--- Provided records Enclosed Below ---

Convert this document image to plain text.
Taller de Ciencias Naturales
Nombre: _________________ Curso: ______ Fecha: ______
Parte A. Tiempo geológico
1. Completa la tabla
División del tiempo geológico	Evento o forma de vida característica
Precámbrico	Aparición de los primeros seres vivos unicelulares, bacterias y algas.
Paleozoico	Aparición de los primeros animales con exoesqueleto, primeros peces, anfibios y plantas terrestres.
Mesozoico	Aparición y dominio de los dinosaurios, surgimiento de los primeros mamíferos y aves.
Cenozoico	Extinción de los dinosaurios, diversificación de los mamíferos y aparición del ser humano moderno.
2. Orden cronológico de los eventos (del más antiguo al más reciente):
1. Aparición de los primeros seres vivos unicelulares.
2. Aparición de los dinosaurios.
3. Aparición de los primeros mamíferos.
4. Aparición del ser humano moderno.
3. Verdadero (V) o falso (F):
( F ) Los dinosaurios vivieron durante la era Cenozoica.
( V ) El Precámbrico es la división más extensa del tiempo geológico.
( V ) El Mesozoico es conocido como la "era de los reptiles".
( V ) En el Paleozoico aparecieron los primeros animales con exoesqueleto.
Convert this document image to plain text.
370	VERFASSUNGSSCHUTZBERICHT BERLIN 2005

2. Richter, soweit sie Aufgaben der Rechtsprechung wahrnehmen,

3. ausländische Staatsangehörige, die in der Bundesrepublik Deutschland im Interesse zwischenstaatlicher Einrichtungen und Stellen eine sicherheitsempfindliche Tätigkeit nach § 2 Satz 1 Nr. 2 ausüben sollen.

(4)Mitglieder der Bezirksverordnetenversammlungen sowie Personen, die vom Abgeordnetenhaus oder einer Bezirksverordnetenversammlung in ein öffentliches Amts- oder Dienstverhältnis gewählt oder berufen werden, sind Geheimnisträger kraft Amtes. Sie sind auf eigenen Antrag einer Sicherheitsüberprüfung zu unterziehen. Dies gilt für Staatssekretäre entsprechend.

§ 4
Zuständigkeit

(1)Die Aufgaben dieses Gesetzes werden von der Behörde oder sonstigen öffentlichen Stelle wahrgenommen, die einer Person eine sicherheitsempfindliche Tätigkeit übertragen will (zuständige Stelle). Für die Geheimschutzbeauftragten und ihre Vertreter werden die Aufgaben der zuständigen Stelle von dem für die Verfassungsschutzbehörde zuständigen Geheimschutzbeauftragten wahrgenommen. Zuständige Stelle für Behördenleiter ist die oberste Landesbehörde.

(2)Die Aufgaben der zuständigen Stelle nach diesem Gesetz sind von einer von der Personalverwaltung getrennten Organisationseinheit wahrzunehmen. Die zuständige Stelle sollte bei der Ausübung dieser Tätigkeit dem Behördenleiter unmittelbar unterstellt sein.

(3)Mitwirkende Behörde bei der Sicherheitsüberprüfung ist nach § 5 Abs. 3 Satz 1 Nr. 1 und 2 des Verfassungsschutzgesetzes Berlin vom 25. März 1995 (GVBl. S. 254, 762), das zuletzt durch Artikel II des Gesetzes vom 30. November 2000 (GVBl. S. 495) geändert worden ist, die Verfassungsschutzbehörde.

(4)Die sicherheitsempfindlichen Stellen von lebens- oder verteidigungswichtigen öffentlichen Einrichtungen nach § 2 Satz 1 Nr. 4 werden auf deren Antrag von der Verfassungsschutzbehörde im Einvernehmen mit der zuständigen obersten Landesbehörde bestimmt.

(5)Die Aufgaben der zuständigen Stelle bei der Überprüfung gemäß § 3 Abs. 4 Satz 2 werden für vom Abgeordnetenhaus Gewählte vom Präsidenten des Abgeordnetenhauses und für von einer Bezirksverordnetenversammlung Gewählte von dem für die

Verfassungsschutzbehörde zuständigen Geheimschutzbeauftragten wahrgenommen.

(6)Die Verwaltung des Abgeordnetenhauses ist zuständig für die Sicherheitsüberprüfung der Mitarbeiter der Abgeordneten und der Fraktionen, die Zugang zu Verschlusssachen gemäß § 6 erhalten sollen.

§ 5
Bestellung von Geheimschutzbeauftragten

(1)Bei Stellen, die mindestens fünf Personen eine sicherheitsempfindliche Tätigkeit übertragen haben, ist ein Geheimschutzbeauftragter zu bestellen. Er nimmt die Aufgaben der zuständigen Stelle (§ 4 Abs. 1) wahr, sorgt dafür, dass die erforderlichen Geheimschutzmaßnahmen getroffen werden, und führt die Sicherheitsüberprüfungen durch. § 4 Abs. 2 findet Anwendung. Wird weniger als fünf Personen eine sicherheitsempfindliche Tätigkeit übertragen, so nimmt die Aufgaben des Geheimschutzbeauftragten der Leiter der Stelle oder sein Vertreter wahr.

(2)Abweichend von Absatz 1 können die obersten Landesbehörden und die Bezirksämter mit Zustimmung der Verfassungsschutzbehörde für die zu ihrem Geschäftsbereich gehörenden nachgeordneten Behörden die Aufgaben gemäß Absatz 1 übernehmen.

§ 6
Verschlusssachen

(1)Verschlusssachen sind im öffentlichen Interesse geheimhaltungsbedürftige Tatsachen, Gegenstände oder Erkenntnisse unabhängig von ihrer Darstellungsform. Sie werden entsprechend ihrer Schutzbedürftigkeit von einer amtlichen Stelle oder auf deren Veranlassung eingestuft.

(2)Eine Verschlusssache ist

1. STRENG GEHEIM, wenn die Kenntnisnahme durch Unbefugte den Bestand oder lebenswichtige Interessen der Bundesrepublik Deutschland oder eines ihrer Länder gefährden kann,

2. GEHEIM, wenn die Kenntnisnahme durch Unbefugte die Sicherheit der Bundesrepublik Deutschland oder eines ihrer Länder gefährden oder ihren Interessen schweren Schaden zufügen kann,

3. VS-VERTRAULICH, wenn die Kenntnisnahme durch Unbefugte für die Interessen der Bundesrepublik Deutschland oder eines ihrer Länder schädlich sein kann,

--- End of Enclosed Provided records ---

Problem statement: Write out the material again, matching every line.

Reply to the task:
Convert this document image to plain text.
Taller de Ciencias Naturales
Nombre: _________________ Curso: ______ Fecha: ______
Parte A. Tiempo geológico
1. Completa la tabla
División del tiempo geológico	Evento o forma de vida característica
Precámbrico	Aparición de los primeros seres vivos unicelulares, bacterias y algas.
Paleozoico	Aparición de los primeros animales con exoesqueleto, primeros peces, anfibios y plantas terrestres.
Mesozoico	Aparición y dominio de los dinosaurios, surgimiento de los primeros mamíferos y aves.
Cenozoico	Extinción de los dinosaurios, diversificación de los mamíferos y aparición del ser humano moderno.
2. Orden cronológico de los eventos (del más antiguo al más reciente):
1. Aparición de los primeros seres vivos unicelulares.
2. Aparición de los dinosaurios.
3. Aparición de los primeros mamíferos.
4. Aparición del ser humano moderno.
3. Verdadero (V) o falso (F):
( F ) Los dinosaurios vivieron durante la era Cenozoica.
( V ) El Precámbrico es la división más extensa del tiempo geológico.
( V ) El Mesozoico es conocido como la "era de los reptiles".
( V ) En el Paleozoico aparecieron los primeros animales con exoesqueleto.
Convert this document image to plain text.
370	VERFASSUNGSSCHUTZBERICHT BERLIN 2005

2. Richter, soweit sie Aufgaben der Rechtsprechung wahrnehmen,

3. ausländische Staatsangehörige, die in der Bundesrepublik Deutschland im Interesse zwischenstaatlicher Einrichtungen und Stellen eine sicherheitsempfindliche Tätigkeit nach § 2 Satz 1 Nr. 2 ausüben sollen.

(4)Mitglieder der Bezirksverordnetenversammlungen sowie Personen, die vom Abgeordnetenhaus oder einer Bezirksverordnetenversammlung in ein öffentliches Amts- oder Dienstverhältnis gewählt oder berufen werden, sind Geheimnisträger kraft Amtes. Sie sind auf eigenen Antrag einer Sicherheitsüberprüfung zu unterziehen. Dies gilt für Staatssekretäre entsprechend.

§ 4
Zuständigkeit

(1)Die Aufgaben dieses Gesetzes werden von der Behörde oder sonstigen öffentlichen Stelle wahrgenommen, die einer Person eine sicherheitsempfindliche Tätigkeit übertragen will (zuständige Stelle). Für die Geheimschutzbeauftragten und ihre Vertreter werden die Aufgaben der zuständigen Stelle von dem für die Verfassungsschutzbehörde zuständigen Geheimschutzbeauftragten wahrgenommen. Zuständige Stelle für Behördenleiter ist die oberste Landesbehörde.

(2)Die Aufgaben der zuständigen Stelle nach diesem Gesetz sind von einer von der Personalverwaltung getrennten Organisationseinheit wahrzunehmen. Die zuständige Stelle sollte bei der Ausübung dieser Tätigkeit dem Behördenleiter unmittelbar unterstellt sein.

(3)Mitwirkende Behörde bei der Sicherheitsüberprüfung ist nach § 5 Abs. 3 Satz 1 Nr. 1 und 2 des Verfassungsschutzgesetzes Berlin vom 25. März 1995 (GVBl. S. 254, 762), das zuletzt durch Artikel II des Gesetzes vom 30. November 2000 (GVBl. S. 495) geändert worden ist, die Verfassungsschutzbehörde.

(4)Die sicherheitsempfindlichen Stellen von lebens- oder verteidigungswichtigen öffentlichen Einrichtungen nach § 2 Satz 1 Nr. 4 werden auf deren Antrag von der Verfassungsschutzbehörde im Einvernehmen mit der zuständigen obersten Landesbehörde bestimmt.

(5)Die Aufgaben der zuständigen Stelle bei der Überprüfung gemäß § 3 Abs. 4 Satz 2 werden für vom Abgeordnetenhaus Gewählte vom Präsidenten des Abgeordnetenhauses und für von einer Bezirksverordnetenversammlung Gewählte von dem für die

Verfassungsschutzbehörde zuständigen Geheimschutzbeauftragten wahrgenommen.

(6)Die Verwaltung des Abgeordnetenhauses ist zuständig für die Sicherheitsüberprüfung der Mitarbeiter der Abgeordneten und der Fraktionen, die Zugang zu Verschlusssachen gemäß § 6 erhalten sollen.

§ 5
Bestellung von Geheimschutzbeauftragten

(1)Bei Stellen, die mindestens fünf Personen eine sicherheitsempfindliche Tätigkeit übertragen haben, ist ein Geheimschutzbeauftragter zu bestellen. Er nimmt die Aufgaben der zuständigen Stelle (§ 4 Abs. 1) wahr, sorgt dafür, dass die erforderlichen Geheimschutzmaßnahmen getroffen werden, und führt die Sicherheitsüberprüfungen durch. § 4 Abs. 2 findet Anwendung. Wird weniger als fünf Personen eine sicherheitsempfindliche Tätigkeit übertragen, so nimmt die Aufgaben des Geheimschutzbeauftragten der Leiter der Stelle oder sein Vertreter wahr.

(2)Abweichend von Absatz 1 können die obersten Landesbehörden und die Bezirksämter mit Zustimmung der Verfassungsschutzbehörde für die zu ihrem Geschäftsbereich gehörenden nachgeordneten Behörden die Aufgaben gemäß Absatz 1 übernehmen.

§ 6
Verschlusssachen

(1)Verschlusssachen sind im öffentlichen Interesse geheimhaltungsbedürftige Tatsachen, Gegenstände oder Erkenntnisse unabhängig von ihrer Darstellungsform. Sie werden entsprechend ihrer Schutzbedürftigkeit von einer amtlichen Stelle oder auf deren Veranlassung eingestuft.

(2)Eine Verschlusssache ist

1. STRENG GEHEIM, wenn die Kenntnisnahme durch Unbefugte den Bestand oder lebenswichtige Interessen der Bundesrepublik Deutschland oder eines ihrer Länder gefährden kann,

2. GEHEIM, wenn die Kenntnisnahme durch Unbefugte die Sicherheit der Bundesrepublik Deutschland oder eines ihrer Länder gefährden oder ihren Interessen schweren Schaden zufügen kann,

3. VS-VERTRAULICH, wenn die Kenntnisnahme durch Unbefugte für die Interessen der Bundesrepublik Deutschland oder eines ihrer Länder schädlich sein kann,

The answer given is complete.